Raw records
____

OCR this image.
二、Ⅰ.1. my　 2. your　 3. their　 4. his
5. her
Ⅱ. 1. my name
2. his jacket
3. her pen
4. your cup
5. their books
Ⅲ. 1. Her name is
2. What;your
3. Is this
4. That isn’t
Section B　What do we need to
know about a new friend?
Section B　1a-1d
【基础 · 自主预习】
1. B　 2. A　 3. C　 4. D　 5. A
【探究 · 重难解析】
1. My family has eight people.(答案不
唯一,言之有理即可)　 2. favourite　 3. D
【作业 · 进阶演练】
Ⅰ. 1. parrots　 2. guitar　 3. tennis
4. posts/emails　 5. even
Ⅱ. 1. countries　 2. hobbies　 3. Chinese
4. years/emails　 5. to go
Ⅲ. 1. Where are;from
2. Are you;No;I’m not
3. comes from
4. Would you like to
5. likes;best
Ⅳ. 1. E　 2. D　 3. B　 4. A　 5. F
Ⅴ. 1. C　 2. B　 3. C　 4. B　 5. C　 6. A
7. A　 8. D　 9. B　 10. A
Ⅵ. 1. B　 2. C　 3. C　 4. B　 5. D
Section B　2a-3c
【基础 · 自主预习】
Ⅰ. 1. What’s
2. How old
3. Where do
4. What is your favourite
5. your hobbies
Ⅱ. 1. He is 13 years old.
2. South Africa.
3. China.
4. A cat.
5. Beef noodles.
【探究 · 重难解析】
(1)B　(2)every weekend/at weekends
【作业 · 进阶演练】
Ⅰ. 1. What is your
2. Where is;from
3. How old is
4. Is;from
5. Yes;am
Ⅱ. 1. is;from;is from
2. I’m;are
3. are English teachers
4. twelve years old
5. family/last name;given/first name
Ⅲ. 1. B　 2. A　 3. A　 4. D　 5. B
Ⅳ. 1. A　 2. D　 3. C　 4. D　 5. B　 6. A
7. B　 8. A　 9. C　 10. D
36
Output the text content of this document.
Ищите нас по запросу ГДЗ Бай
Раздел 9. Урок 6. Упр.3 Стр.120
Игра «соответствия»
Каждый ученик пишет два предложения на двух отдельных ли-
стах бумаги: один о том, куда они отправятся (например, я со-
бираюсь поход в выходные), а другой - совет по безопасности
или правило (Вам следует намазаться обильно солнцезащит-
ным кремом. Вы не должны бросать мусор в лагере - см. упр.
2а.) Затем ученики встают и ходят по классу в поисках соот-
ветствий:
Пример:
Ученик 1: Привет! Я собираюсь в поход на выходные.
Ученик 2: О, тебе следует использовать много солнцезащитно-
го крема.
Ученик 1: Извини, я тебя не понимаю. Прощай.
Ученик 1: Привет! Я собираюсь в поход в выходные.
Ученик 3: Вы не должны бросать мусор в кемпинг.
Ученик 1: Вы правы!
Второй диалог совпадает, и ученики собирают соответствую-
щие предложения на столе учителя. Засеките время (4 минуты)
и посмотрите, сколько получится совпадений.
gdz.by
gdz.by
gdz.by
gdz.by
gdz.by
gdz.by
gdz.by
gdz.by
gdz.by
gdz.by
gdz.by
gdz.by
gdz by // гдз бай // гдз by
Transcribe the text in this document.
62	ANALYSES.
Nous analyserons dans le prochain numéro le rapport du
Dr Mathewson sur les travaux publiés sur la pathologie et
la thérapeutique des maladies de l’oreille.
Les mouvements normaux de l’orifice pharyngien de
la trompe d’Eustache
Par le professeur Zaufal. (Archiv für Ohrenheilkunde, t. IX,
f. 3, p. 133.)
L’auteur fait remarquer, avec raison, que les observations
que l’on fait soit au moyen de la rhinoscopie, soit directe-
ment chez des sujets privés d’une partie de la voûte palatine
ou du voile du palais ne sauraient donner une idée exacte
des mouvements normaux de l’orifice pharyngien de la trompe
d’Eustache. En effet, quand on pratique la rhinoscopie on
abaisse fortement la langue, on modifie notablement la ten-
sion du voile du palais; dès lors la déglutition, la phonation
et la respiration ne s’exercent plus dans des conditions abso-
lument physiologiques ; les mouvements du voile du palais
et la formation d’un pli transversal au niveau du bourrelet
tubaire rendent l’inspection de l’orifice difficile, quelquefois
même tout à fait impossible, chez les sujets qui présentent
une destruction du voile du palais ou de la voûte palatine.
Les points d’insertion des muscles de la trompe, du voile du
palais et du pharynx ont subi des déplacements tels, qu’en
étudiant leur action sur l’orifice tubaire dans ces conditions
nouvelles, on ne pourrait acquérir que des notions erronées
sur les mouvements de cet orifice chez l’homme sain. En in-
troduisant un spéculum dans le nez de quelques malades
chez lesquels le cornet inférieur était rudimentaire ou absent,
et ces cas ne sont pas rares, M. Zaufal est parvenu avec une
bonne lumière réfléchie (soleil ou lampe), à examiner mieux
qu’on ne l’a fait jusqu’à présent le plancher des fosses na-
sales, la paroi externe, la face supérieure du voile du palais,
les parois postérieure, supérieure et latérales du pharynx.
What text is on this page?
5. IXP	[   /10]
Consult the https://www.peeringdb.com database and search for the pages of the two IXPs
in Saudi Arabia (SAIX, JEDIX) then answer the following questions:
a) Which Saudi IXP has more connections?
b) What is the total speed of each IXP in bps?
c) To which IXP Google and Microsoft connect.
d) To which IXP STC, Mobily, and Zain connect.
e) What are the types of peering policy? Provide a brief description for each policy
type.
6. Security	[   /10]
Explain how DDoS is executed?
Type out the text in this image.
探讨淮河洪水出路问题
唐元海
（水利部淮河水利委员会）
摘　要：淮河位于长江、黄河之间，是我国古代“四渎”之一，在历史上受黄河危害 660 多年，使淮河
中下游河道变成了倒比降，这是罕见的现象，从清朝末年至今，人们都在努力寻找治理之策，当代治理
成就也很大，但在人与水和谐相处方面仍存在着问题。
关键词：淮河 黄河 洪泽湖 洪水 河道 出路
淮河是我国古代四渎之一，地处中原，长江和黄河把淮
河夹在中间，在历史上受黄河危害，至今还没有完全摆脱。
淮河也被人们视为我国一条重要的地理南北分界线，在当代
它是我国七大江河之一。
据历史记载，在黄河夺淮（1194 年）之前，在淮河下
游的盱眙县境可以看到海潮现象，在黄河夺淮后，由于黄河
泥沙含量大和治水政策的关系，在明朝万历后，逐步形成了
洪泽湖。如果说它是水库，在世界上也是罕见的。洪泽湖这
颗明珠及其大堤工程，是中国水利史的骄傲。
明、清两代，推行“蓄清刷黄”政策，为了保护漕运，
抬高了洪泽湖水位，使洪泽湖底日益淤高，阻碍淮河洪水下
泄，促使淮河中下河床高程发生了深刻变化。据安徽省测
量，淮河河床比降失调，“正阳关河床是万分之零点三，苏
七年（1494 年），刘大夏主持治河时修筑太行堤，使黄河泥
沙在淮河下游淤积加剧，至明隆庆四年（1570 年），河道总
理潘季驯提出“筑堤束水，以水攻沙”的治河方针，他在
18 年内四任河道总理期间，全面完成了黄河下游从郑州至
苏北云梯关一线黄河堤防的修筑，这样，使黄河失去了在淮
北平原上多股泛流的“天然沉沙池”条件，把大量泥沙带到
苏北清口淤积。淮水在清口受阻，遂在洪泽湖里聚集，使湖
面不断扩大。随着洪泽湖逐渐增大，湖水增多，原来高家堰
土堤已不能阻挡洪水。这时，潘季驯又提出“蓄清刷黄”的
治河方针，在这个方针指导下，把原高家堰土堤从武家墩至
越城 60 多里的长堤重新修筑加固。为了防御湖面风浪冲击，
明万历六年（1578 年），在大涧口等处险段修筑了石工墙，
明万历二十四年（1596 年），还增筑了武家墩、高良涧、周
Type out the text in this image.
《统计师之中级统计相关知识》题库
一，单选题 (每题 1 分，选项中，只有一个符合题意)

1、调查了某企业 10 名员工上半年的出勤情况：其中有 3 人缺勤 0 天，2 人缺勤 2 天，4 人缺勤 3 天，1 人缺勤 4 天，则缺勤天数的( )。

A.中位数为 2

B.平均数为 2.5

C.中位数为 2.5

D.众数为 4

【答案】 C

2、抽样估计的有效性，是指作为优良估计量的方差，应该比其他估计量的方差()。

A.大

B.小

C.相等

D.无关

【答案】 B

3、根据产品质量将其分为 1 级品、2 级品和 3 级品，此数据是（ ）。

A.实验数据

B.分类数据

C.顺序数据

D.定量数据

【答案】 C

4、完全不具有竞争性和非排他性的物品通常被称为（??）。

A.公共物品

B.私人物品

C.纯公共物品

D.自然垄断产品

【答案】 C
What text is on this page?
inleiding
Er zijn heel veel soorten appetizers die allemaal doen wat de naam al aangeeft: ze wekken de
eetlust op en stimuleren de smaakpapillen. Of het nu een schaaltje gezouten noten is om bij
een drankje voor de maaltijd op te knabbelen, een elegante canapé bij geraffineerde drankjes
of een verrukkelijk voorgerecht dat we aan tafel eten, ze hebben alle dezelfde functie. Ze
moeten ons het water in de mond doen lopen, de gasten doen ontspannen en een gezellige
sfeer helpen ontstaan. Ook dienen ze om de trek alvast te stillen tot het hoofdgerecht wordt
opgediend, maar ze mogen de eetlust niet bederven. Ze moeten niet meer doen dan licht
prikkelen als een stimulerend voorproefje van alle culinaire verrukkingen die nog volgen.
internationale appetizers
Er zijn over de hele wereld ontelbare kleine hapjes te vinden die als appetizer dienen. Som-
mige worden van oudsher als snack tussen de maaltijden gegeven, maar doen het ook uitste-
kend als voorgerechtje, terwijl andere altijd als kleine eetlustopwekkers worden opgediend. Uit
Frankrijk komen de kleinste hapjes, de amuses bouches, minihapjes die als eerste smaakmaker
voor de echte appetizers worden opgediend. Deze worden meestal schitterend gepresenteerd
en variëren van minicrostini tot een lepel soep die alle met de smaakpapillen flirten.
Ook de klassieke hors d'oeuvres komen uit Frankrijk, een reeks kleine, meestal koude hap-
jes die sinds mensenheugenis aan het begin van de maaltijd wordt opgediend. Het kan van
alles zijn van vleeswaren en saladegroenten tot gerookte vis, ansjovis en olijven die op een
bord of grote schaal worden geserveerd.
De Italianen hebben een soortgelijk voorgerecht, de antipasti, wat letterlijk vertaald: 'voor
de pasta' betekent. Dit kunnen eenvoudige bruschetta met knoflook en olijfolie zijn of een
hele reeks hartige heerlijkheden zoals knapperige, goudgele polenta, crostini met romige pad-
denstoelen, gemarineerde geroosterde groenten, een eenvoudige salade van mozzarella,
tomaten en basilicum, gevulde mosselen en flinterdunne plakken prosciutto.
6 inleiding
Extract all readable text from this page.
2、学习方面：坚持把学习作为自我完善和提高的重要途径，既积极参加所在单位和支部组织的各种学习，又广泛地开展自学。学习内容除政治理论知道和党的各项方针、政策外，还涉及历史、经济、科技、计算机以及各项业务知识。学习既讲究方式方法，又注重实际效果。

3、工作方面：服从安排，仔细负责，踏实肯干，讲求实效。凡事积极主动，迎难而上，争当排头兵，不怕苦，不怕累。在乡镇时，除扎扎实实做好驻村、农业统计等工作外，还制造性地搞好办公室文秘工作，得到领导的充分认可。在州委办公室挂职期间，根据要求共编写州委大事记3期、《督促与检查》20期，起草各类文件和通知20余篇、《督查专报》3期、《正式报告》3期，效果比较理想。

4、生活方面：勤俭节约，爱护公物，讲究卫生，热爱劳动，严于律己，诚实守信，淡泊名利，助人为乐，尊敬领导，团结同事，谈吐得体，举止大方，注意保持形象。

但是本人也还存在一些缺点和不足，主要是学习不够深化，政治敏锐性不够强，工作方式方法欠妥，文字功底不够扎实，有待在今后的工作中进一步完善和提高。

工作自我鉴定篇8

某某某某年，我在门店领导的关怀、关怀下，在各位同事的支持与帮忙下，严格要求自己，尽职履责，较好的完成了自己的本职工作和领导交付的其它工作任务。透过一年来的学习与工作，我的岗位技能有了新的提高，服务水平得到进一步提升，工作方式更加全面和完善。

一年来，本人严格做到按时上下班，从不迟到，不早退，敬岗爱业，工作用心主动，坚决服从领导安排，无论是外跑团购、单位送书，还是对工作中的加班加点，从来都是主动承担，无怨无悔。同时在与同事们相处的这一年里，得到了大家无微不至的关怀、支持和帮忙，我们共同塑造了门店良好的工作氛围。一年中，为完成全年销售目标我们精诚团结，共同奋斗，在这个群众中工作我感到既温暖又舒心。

____

- **Exercise**
Pull every line containing the word "mouvements" out of the material and copy it.

- **Reply**
Les mouvements normaux de l’orifice pharyngien de
des mouvements normaux de l’orifice pharyngien de la trompe
lument physiologiques ; les mouvements du voile du palais
sur les mouvements de cet orifice chez l’homme sain. En in-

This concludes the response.